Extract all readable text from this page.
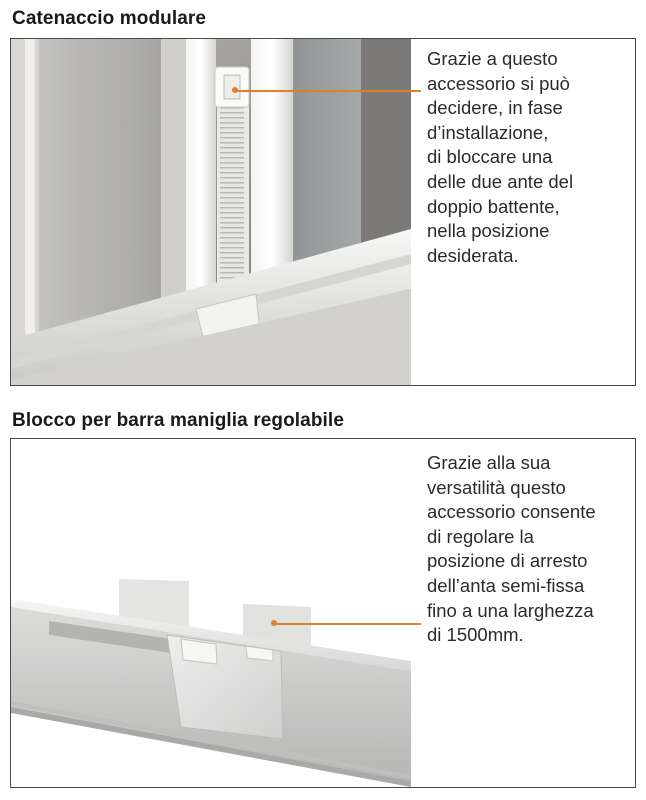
Catenaccio modulare
Grazie a questo
accessorio si può
decidere, in fase
d’installazione,
di bloccare una
delle due ante del
doppio battente,
nella posizione
desiderata.
Blocco per barra maniglia regolabile
Grazie alla sua
versatilità questo
accessorio consente
di regolare la
posizione di arresto
dell’anta semi-fissa
fino a una larghezza
di 1500mm.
=====
Transcribe all the lines above exactly, apart from the pictures.

__Answer to this exercise__.
Extract all readable text from this page.
Catenaccio modulare
Grazie a questo
accessorio si può
decidere, in fase
d’installazione,
di bloccare una
delle due ante del
doppio battente,
nella posizione
desiderata.
Blocco per barra maniglia regolabile
Grazie alla sua
versatilità questo
accessorio consente
di regolare la
posizione di arresto
dell’anta semi-fissa
fino a una larghezza
di 1500mm.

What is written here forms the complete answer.